Stored data
###

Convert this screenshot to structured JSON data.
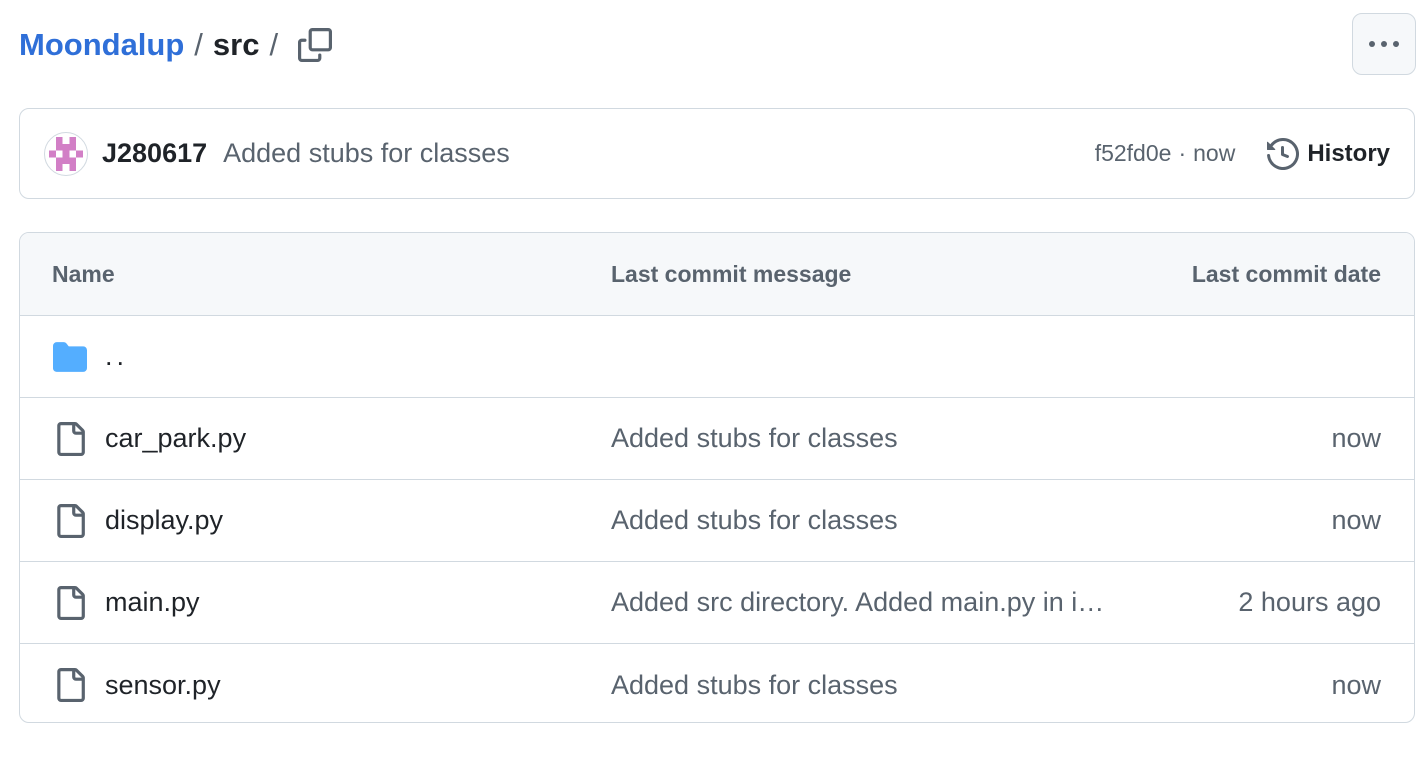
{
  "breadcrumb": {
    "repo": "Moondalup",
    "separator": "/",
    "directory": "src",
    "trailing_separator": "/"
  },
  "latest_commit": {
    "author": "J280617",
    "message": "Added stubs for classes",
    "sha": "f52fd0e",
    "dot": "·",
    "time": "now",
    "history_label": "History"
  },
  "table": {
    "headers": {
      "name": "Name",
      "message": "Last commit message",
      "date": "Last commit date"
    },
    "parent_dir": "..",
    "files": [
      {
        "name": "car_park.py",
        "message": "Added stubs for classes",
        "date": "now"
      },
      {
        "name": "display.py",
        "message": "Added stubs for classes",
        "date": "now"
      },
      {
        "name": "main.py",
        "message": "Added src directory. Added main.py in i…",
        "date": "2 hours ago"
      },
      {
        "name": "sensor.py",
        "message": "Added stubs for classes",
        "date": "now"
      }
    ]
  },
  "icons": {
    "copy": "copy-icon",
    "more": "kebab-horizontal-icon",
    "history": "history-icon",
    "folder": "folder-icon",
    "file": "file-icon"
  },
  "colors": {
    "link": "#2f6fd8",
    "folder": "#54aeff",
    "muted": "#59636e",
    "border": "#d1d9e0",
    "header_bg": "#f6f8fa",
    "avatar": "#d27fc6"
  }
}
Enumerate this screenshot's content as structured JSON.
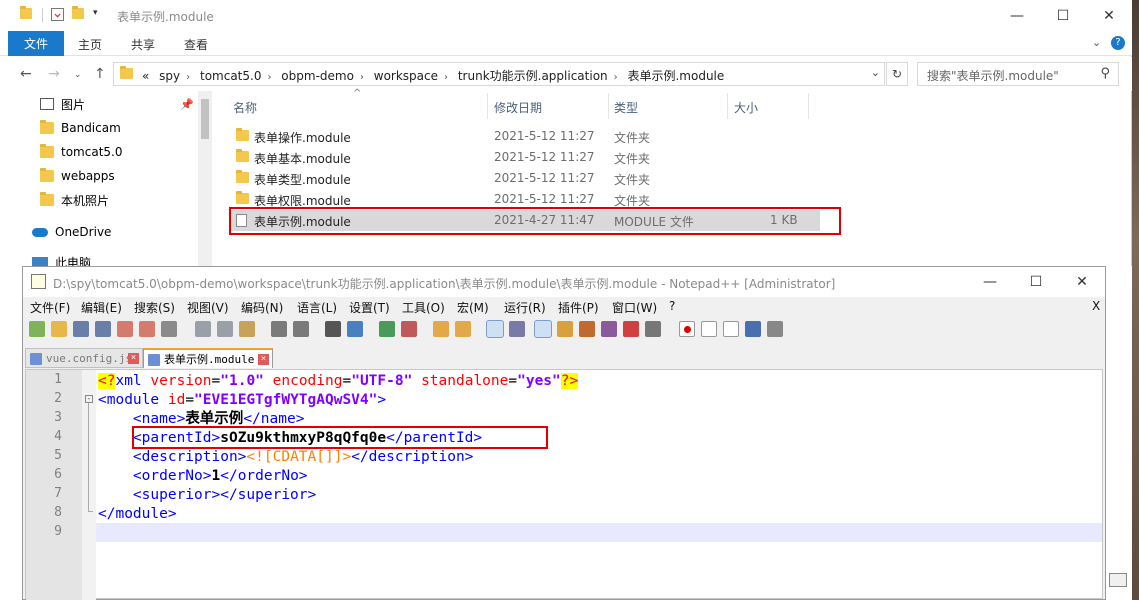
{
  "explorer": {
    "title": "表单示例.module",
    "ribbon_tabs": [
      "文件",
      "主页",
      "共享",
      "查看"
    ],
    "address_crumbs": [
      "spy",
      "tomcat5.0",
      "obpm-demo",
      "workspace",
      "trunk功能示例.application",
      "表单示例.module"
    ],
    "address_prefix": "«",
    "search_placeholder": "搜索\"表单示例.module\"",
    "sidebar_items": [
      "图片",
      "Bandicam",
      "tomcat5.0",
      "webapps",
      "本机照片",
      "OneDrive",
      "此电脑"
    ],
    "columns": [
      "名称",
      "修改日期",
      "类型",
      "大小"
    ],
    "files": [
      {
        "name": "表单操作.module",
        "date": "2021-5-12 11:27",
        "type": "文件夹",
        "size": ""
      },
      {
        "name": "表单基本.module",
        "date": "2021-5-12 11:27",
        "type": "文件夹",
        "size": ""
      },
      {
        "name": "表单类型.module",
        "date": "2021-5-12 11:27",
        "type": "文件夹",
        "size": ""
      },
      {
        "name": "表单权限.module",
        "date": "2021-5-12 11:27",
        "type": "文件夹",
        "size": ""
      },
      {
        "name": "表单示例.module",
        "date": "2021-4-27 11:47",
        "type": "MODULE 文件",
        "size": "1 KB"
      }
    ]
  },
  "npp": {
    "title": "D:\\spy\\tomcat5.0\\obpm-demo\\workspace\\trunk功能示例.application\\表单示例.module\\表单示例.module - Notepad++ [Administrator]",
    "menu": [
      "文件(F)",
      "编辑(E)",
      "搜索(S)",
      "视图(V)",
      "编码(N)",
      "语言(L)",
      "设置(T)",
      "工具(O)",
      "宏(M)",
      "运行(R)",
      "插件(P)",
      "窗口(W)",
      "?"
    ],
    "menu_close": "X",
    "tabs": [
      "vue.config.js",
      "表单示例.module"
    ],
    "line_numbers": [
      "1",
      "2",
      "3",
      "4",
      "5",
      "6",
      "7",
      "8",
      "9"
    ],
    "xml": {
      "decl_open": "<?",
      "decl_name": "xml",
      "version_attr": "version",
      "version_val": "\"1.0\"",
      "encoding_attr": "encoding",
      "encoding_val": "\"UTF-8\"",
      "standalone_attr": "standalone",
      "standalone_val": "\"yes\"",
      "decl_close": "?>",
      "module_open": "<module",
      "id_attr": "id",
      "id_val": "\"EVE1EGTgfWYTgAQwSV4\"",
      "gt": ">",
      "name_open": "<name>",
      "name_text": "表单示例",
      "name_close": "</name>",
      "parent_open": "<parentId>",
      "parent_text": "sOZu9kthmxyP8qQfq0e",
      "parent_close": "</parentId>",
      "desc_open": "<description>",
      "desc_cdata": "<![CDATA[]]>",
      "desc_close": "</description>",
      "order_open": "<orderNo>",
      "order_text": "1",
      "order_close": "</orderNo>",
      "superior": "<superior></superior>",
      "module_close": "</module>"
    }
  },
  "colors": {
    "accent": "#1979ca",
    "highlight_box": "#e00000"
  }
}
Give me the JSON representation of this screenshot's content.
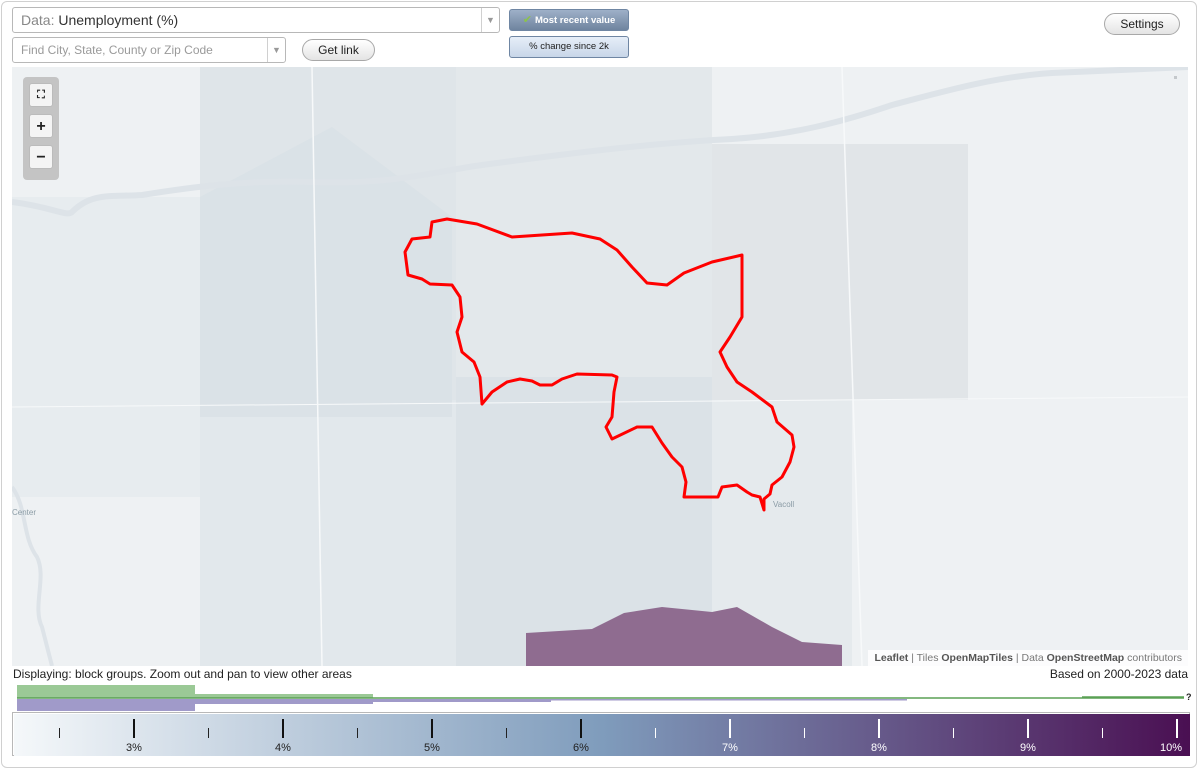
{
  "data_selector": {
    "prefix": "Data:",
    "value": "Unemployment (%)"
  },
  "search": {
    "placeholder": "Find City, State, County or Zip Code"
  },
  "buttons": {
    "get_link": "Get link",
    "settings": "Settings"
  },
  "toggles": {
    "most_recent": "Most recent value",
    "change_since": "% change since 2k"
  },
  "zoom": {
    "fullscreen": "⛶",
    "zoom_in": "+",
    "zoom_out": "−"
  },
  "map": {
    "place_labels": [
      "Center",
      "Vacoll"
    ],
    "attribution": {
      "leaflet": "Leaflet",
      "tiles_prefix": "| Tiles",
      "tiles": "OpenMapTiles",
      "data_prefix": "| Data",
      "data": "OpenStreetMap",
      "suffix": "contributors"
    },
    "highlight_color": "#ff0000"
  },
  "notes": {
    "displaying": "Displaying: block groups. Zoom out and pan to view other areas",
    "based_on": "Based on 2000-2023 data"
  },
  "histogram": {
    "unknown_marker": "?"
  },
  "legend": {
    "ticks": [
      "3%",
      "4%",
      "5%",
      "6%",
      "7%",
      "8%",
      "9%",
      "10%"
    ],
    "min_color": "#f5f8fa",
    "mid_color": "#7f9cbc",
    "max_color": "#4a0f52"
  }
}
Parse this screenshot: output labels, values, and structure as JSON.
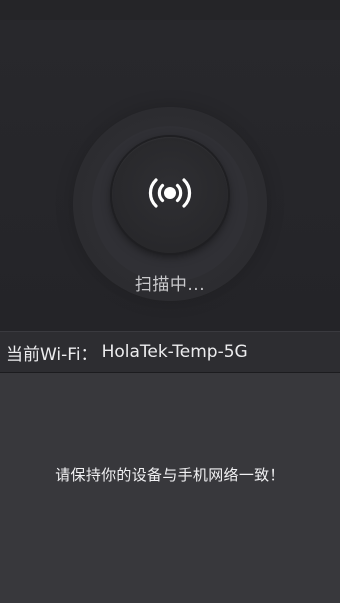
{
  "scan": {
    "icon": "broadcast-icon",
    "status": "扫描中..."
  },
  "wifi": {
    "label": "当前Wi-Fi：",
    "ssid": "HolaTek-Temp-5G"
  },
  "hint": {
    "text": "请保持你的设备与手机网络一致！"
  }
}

###

Return all of the entries exactly as written, but drop any pictures they hold.

Convert this screenshot to structured JSON data.
{
  "breadcrumb": {
    "repo": "Moondalup",
    "separator": "/",
    "directory": "src",
    "trailing_separator": "/"
  },
  "latest_commit": {
    "author": "J280617",
    "message": "Added stubs for classes",
    "sha": "f52fd0e",
    "dot": "·",
    "time": "now",
    "history_label": "History"
  },
  "table": {
    "headers": {
      "name": "Name",
      "message": "Last commit message",
      "date": "Last commit date"
    },
    "parent_dir": "..",
    "files": [
      {
        "name": "car_park.py",
        "message": "Added stubs for classes",
        "date": "now"
      },
      {
        "name": "display.py",
        "message": "Added stubs for classes",
        "date": "now"
      },
      {
        "name": "main.py",
        "message": "Added src directory. Added main.py in i…",
        "date": "2 hours ago"
      },
      {
        "name": "sensor.py",
        "message": "Added stubs for classes",
        "date": "now"
      }
    ]
  },
  "icons": {
    "copy": "copy-icon",
    "more": "kebab-horizontal-icon",
    "history": "history-icon",
    "folder": "folder-icon",
    "file": "file-icon"
  },
  "colors": {
    "link": "#2f6fd8",
    "folder": "#54aeff",
    "muted": "#59636e",
    "border": "#d1d9e0",
    "header_bg": "#f6f8fa",
    "avatar": "#d27fc6"
  }
}
Enumerate this screenshot's content as structured JSON.
{
  "explorer": {
    "title": "表单示例.module",
    "ribbon_tabs": [
      "文件",
      "主页",
      "共享",
      "查看"
    ],
    "address_crumbs": [
      "spy",
      "tomcat5.0",
      "obpm-demo",
      "workspace",
      "trunk功能示例.application",
      "表单示例.module"
    ],
    "address_prefix": "«",
    "search_placeholder": "搜索\"表单示例.module\"",
    "sidebar_items": [
      "图片",
      "Bandicam",
      "tomcat5.0",
      "webapps",
      "本机照片",
      "OneDrive",
      "此电脑"
    ],
    "columns": [
      "名称",
      "修改日期",
      "类型",
      "大小"
    ],
    "files": [
      {
        "name": "表单操作.module",
        "date": "2021-5-12 11:27",
        "type": "文件夹",
        "size": ""
      },
      {
        "name": "表单基本.module",
        "date": "2021-5-12 11:27",
        "type": "文件夹",
        "size": ""
      },
      {
        "name": "表单类型.module",
        "date": "2021-5-12 11:27",
        "type": "文件夹",
        "size": ""
      },
      {
        "name": "表单权限.module",
        "date": "2021-5-12 11:27",
        "type": "文件夹",
        "size": ""
      },
      {
        "name": "表单示例.module",
        "date": "2021-4-27 11:47",
        "type": "MODULE 文件",
        "size": "1 KB"
      }
    ]
  },
  "npp": {
    "title": "D:\\spy\\tomcat5.0\\obpm-demo\\workspace\\trunk功能示例.application\\表单示例.module\\表单示例.module - Notepad++ [Administrator]",
    "menu": [
      "文件(F)",
      "编辑(E)",
      "搜索(S)",
      "视图(V)",
      "编码(N)",
      "语言(L)",
      "设置(T)",
      "工具(O)",
      "宏(M)",
      "运行(R)",
      "插件(P)",
      "窗口(W)",
      "?"
    ],
    "menu_close": "X",
    "tabs": [
      "vue.config.js",
      "表单示例.module"
    ],
    "line_numbers": [
      "1",
      "2",
      "3",
      "4",
      "5",
      "6",
      "7",
      "8",
      "9"
    ],
    "xml": {
      "decl_open": "<?",
      "decl_name": "xml",
      "version_attr": "version",
      "version_val": "\"1.0\"",
      "encoding_attr": "encoding",
      "encoding_val": "\"UTF-8\"",
      "standalone_attr": "standalone",
      "standalone_val": "\"yes\"",
      "decl_close": "?>",
      "module_open": "<module",
      "id_attr": "id",
      "id_val": "\"EVE1EGTgfWYTgAQwSV4\"",
      "gt": ">",
      "name_open": "<name>",
      "name_text": "表单示例",
      "name_close": "</name>",
      "parent_open": "<parentId>",
      "parent_text": "sOZu9kthmxyP8qQfq0e",
      "parent_close": "</parentId>",
      "desc_open": "<description>",
      "desc_cdata": "<![CDATA[]]>",
      "desc_close": "</description>",
      "order_open": "<orderNo>",
      "order_text": "1",
      "order_close": "</orderNo>",
      "superior": "<superior></superior>",
      "module_close": "</module>"
    }
  },
  "colors": {
    "accent": "#1979ca",
    "highlight_box": "#e00000"
  }
}
Give me the JSON representation of this screenshot's content.
{
  "data_selector": {
    "prefix": "Data:",
    "value": "Unemployment (%)"
  },
  "search": {
    "placeholder": "Find City, State, County or Zip Code"
  },
  "buttons": {
    "get_link": "Get link",
    "settings": "Settings"
  },
  "toggles": {
    "most_recent": "Most recent value",
    "change_since": "% change since 2k"
  },
  "zoom": {
    "fullscreen": "⛶",
    "zoom_in": "+",
    "zoom_out": "−"
  },
  "map": {
    "place_labels": [
      "Center",
      "Vacoll"
    ],
    "attribution": {
      "leaflet": "Leaflet",
      "tiles_prefix": "| Tiles",
      "tiles": "OpenMapTiles",
      "data_prefix": "| Data",
      "data": "OpenStreetMap",
      "suffix": "contributors"
    },
    "highlight_color": "#ff0000"
  },
  "notes": {
    "displaying": "Displaying: block groups. Zoom out and pan to view other areas",
    "based_on": "Based on 2000-2023 data"
  },
  "histogram": {
    "unknown_marker": "?"
  },
  "legend": {
    "ticks": [
      "3%",
      "4%",
      "5%",
      "6%",
      "7%",
      "8%",
      "9%",
      "10%"
    ],
    "min_color": "#f5f8fa",
    "mid_color": "#7f9cbc",
    "max_color": "#4a0f52"
  }
}
Parse this screenshot: output labels, values, and structure as JSON.
{
  "scan": {
    "icon": "broadcast-icon",
    "status": "扫描中..."
  },
  "wifi": {
    "label": "当前Wi-Fi：",
    "ssid": "HolaTek-Temp-5G"
  },
  "hint": {
    "text": "请保持你的设备与手机网络一致！"
  }
}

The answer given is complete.